Problem description => Read the records below. Copy each line where the string "PLOS" occurs.

== Excerpted data ==

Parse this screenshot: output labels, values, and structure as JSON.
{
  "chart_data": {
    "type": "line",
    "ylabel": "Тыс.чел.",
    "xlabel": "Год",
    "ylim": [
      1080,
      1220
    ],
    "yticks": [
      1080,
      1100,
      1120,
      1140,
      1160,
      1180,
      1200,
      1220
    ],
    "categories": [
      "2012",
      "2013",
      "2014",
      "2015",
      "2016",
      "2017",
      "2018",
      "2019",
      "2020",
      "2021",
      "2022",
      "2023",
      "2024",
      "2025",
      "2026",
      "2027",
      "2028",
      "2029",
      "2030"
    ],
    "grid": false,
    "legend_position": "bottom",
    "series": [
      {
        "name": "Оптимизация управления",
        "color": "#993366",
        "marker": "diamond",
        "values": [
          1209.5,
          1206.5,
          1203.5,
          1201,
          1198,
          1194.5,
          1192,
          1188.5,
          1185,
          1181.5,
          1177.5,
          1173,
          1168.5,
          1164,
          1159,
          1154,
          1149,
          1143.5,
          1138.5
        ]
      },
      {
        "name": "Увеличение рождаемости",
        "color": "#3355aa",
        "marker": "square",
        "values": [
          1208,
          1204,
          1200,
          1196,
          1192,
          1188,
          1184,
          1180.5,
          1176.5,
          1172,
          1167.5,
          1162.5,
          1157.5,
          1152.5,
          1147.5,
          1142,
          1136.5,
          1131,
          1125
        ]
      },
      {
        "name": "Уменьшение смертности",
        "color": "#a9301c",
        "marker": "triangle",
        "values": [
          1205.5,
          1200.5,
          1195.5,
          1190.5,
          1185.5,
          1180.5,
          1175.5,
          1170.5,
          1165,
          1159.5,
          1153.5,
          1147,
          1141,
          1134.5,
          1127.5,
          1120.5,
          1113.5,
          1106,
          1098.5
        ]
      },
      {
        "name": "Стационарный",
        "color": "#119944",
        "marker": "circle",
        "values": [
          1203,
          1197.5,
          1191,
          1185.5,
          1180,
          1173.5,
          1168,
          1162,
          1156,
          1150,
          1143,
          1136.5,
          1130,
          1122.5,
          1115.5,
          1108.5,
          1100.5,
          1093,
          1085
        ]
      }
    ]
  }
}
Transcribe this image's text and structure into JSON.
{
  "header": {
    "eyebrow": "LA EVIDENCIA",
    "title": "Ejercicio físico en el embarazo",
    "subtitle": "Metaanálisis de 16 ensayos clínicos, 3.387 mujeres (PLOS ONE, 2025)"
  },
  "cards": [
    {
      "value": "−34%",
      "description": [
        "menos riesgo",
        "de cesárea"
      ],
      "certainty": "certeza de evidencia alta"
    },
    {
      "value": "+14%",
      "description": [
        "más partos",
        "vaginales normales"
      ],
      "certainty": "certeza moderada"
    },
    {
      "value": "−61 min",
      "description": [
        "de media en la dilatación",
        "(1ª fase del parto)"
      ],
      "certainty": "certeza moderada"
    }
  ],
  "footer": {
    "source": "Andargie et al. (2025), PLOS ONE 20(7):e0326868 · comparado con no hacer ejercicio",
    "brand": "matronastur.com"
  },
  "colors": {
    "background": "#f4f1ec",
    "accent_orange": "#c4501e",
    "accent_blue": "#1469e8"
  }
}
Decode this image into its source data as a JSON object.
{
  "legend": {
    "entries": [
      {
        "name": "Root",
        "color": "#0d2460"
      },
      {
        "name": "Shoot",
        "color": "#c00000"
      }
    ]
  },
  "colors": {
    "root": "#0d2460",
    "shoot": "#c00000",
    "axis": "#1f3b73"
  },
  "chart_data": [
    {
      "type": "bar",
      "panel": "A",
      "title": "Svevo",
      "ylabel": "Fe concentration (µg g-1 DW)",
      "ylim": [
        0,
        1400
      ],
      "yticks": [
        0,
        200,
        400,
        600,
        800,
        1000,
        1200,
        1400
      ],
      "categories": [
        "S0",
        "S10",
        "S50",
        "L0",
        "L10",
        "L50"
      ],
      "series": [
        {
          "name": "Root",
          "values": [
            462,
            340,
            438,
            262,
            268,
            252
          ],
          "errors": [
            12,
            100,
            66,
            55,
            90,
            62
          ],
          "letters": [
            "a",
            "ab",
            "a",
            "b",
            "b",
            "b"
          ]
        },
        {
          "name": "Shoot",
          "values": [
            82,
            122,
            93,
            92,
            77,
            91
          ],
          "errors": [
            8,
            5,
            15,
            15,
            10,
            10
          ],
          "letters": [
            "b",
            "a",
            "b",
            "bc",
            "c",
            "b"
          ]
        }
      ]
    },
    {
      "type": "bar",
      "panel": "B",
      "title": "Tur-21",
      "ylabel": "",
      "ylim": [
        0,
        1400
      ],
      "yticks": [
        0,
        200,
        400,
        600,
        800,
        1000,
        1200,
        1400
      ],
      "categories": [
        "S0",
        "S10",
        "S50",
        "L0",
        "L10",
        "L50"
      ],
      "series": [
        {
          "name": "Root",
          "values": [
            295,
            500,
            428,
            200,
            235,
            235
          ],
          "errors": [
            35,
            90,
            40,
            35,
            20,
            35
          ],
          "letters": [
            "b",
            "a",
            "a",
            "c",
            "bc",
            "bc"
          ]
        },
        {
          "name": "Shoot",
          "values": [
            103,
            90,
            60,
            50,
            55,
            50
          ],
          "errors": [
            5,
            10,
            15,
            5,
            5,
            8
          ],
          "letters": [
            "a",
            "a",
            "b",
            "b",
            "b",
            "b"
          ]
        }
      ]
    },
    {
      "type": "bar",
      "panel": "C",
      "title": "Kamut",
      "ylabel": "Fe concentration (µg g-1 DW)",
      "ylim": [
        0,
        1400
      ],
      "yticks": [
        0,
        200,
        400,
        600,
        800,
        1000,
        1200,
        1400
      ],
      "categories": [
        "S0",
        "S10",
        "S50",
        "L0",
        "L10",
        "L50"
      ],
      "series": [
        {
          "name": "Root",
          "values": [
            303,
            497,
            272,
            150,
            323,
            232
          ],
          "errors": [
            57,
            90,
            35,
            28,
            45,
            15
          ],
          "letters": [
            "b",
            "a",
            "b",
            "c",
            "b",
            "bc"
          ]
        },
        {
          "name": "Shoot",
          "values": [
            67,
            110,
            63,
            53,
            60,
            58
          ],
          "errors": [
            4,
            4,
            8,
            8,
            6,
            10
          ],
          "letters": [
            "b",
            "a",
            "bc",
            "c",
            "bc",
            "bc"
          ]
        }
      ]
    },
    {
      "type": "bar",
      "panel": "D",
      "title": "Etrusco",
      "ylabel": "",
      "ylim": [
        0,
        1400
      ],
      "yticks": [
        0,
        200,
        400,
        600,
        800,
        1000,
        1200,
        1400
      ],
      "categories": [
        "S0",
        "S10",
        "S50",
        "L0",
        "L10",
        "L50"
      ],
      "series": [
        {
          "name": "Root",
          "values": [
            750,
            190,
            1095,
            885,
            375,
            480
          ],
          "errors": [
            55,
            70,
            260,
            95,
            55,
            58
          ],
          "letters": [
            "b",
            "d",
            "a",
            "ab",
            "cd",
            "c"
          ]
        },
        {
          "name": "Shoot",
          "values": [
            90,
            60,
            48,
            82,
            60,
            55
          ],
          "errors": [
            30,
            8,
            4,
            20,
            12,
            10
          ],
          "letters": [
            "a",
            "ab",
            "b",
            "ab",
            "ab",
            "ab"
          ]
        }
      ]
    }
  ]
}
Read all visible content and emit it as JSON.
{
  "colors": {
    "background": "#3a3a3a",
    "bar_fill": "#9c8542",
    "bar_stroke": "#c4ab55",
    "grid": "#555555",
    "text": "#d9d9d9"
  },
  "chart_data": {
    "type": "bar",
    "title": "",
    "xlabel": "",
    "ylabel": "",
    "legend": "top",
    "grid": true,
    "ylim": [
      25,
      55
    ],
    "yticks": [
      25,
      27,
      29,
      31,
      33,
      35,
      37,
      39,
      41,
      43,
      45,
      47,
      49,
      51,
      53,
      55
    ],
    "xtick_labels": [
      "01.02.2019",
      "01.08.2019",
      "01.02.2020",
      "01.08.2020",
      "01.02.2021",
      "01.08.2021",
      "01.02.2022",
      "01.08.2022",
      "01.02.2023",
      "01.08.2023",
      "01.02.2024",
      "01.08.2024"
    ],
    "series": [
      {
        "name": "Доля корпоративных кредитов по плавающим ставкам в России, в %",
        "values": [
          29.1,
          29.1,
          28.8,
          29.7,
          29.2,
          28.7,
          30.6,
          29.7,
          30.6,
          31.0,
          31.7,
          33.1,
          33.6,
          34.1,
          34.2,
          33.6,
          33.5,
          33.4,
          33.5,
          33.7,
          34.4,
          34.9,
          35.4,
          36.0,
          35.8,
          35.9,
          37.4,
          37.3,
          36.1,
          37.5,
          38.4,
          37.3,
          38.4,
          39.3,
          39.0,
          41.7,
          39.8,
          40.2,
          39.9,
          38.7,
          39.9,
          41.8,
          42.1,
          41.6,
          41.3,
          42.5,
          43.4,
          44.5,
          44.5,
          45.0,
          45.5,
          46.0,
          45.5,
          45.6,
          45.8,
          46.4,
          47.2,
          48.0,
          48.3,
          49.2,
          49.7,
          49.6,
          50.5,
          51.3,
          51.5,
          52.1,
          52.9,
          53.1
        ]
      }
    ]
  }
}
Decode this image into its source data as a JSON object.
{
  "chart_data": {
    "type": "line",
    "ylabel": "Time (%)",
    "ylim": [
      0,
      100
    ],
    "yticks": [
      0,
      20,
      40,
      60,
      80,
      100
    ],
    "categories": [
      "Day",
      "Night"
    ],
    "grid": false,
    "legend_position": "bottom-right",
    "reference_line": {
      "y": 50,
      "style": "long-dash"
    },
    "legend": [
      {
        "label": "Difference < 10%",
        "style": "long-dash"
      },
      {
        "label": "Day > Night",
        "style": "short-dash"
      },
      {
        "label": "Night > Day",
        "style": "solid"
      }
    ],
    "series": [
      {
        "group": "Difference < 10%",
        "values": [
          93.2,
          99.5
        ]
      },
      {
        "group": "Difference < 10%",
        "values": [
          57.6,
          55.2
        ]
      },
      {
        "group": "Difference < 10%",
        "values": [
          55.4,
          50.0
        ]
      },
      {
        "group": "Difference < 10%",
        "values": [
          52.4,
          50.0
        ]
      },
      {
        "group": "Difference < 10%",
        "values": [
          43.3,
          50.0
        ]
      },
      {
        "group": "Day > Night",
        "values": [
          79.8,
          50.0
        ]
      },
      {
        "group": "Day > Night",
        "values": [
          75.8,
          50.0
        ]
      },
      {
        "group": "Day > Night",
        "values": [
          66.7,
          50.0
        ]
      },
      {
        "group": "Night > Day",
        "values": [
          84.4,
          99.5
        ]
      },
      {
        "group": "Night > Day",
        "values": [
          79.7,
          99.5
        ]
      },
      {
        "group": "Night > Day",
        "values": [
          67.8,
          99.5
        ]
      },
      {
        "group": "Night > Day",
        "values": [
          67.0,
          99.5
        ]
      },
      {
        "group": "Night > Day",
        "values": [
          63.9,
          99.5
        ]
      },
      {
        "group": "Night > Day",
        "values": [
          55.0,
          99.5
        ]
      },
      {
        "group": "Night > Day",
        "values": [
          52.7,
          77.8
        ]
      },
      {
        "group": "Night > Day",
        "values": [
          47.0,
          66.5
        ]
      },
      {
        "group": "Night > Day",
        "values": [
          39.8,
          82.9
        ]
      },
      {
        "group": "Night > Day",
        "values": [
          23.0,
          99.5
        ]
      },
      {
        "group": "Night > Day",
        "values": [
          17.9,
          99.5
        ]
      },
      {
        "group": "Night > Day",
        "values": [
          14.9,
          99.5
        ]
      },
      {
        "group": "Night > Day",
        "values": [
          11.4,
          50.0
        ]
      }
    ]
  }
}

===

Result of the exercise =>
    "subtitle": "Metaanálisis de 16 ensayos clínicos, 3.387 mujeres (PLOS ONE, 2025)"
    "source": "Andargie et al. (2025), PLOS ONE 20(7):e0326868 · comparado con no hacer ejercicio",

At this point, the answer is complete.